- Exercise tasks
a - According to the passage on helping aging parents with their finances, what kind of fee should the recommended financial planner charge?
b - Proceed with the passage on helping aging parents with their finances, picking up right after its final sentence.

- Passage to read

It can be helpful to point out that the anxieties are not just about whether money is being handled correctly, but also to ensure that the government is not going to get a bigger bite of any inheritance than necessary.

For example, the father of one of McClanahan’s clients had 60 stock certificates in a locked box, “which would have been a huge probate nightmare,” she said. She convinced him to move the stocks into a custodial brokerage account, so each stock would not have to be probated separately. They are also easier to keep track of that way and require far less paperwork.

He also was going to make his children the beneficiaries of his individual retirement account and give money to charity, but, for tax purposes, it made much more sense to do it the other way around, she said. An heir would have to pay taxes on distributions from the retirement account, but the charity would not, while the cash would go to the children without any taxes to be paid.

But if a conversation does not work, McClanahan suggested asking whether the parent would be willing to have an objective third person involved, preferably a financial planner who charges an hourly fee, not a commission, and is a fiduciary. The planner can keep that information confidential until the incapacitation or death of the parent, when the planner can share the information with an appointed family member.

“You can offer three names, and then leave it with the parent for a while,” Locker said about choosing the third person. “The parent needs to process and not feel pressured to do something.”

Of course, it is not a surprise that certified financial planners would suggest hiring a planner, but “you definitely want someone who has expertise in this,” said Weston, who has written books on finance, but does not see clients. “The financial planner has hopefully been through this a lot and may have thought of scenarios you haven’t thought of.”

And financial planners often hold meetings jointly with the children and the parents, finessing the situation. For example, Alonso said, her father worked at General Electric and all their stocks were with that company.

“My dad was a GE company man to the T,” she said. “My mom felt if she sold off the stocks, it would be crushing the memory of my dad.”

But then McClanahan, who was the financial planner first for Alonso and then for her mother, “gradually got her to understand diversifying and how the stock market has changed since the ’70s.”

- Rows from a data collection

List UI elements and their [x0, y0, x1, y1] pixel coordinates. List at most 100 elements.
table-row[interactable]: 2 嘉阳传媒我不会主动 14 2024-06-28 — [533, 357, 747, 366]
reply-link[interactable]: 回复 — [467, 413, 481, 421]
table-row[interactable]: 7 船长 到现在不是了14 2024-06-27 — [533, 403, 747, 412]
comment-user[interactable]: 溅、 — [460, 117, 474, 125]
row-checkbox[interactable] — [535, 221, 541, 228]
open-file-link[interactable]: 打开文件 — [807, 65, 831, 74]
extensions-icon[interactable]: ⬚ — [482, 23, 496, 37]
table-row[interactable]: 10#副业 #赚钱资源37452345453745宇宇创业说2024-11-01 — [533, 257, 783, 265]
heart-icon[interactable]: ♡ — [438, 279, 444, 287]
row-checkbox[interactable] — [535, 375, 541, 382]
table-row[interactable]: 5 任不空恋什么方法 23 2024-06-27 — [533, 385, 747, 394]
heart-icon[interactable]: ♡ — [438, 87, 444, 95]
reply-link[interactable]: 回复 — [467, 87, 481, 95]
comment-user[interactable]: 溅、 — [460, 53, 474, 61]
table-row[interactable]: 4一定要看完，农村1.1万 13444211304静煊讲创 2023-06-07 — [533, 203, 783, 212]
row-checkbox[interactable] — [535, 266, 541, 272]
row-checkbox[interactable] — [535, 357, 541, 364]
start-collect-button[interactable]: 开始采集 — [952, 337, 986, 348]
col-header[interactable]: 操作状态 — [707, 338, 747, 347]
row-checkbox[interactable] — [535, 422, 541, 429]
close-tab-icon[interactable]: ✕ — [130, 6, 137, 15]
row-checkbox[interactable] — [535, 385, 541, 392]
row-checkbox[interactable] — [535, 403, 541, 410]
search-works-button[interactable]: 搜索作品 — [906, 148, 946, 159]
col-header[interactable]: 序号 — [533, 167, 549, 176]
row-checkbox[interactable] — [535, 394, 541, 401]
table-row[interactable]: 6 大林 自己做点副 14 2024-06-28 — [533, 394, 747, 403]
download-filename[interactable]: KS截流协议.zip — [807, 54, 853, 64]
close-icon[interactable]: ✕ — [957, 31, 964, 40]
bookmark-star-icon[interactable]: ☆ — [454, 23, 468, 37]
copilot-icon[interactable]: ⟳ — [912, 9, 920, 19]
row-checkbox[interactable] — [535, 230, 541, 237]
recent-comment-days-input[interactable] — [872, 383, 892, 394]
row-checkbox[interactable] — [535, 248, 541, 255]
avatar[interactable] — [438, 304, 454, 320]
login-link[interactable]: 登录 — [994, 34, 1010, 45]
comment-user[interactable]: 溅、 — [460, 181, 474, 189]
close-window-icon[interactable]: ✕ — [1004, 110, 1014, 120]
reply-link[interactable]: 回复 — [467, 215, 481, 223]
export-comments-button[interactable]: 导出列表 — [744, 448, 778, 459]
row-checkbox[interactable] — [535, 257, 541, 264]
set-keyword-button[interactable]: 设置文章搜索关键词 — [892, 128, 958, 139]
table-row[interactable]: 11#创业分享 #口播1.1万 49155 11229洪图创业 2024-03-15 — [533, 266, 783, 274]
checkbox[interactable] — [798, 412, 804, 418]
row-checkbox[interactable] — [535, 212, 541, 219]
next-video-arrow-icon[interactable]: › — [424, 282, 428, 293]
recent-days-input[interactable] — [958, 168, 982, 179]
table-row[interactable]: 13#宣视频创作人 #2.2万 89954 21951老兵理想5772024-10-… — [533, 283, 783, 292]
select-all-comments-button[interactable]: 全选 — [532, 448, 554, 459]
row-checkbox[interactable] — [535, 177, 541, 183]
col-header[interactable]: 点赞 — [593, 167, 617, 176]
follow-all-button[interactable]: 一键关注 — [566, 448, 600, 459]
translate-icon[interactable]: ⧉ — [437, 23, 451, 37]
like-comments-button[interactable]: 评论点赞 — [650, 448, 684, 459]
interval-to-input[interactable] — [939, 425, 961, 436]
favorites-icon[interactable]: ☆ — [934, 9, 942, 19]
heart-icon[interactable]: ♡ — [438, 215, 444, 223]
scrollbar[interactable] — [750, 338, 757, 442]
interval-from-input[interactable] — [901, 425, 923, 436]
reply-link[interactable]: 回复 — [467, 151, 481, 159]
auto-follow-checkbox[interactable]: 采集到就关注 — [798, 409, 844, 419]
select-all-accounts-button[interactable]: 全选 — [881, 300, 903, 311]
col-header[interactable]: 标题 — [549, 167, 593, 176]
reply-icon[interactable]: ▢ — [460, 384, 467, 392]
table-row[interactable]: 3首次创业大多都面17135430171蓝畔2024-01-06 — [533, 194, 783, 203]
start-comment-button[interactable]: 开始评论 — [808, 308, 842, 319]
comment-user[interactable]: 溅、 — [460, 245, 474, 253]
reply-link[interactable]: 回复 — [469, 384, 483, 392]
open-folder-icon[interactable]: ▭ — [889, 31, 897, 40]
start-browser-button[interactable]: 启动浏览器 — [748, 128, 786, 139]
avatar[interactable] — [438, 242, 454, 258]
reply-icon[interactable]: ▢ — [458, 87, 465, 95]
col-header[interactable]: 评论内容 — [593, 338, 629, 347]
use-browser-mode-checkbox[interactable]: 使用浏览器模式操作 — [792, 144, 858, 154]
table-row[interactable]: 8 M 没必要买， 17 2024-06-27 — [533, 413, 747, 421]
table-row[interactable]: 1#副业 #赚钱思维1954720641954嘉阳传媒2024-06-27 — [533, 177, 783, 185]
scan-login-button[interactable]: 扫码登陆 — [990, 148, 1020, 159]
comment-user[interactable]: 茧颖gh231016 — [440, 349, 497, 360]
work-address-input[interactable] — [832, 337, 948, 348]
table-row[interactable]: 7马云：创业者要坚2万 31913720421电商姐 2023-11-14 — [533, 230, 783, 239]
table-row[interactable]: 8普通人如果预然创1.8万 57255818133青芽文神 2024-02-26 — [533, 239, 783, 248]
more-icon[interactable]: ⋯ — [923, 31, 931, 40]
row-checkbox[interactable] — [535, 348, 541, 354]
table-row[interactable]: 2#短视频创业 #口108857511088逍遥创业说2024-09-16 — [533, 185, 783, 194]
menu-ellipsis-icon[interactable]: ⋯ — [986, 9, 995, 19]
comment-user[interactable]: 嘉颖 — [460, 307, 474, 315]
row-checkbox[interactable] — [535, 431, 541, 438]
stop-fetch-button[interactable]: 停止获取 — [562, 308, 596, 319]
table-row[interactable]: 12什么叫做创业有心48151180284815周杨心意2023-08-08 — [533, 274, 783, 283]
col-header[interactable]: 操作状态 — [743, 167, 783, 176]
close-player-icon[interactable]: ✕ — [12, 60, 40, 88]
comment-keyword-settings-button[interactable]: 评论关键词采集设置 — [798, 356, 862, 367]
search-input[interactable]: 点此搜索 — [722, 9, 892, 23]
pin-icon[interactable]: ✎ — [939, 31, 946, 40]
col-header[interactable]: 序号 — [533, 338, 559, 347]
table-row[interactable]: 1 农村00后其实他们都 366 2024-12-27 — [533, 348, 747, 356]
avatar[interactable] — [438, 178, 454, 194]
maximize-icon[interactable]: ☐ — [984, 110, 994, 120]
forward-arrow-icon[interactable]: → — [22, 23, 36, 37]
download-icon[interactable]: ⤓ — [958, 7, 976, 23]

- Written responses
a - An hourly fee, not a commission.

b -
McClanahan added that, in an ideal world, people will not wait until their declining years to bring their children into their financial picture. She co-founded Whealthcare Planning with the idea of helping people plan for the financial challenges of aging. Among other things, it provides interactive assessments of one’s knowledge of their own finances and helps evaluate those at risk for poor financial decision-making. The cost starts at $39 annually.

In some cases, knowing more about finances can help alleviate an anxious parents’ fear that they will run out of money or will not be able to leave an inheritance. In other cases, it can stave off disaster.

Ryan Patterson of Austin, Texas, said he was concerned that his parents, who live in San Antonio, might not really understand their long-term financial picture.

They are in their early 70s, facing serious health issues and clearly worried about money, he said, but it was hard to ask for help. The catalyst, he said, was when his father, who is a percussionist in the San Antonio Symphony, inherited his parents’ home and wanted to discuss how to invest the money when he sold it. He turned to his elder son.

Patterson knew what problems could arise as parents age. He helped to support his grandmother, who had no understanding of her finances when her husband died, or “even how she would pay the bills the next month. I didn’t want that to happen with my parents,” he said.

When they finally all sat down together, Patterson, who is chief executive of SeniorAdvice.com, a senior housing locator, realized there could be a real shortfall in the future if they did not act soon.

“There was never an intention to live beyond their means, but some things slipped through the cracks,” he added.

Patterson, 42, has a 6-month-old son; he is confident his own finances are in order, he said. “I want to make sure my son is never in a position where he has to take care of me.”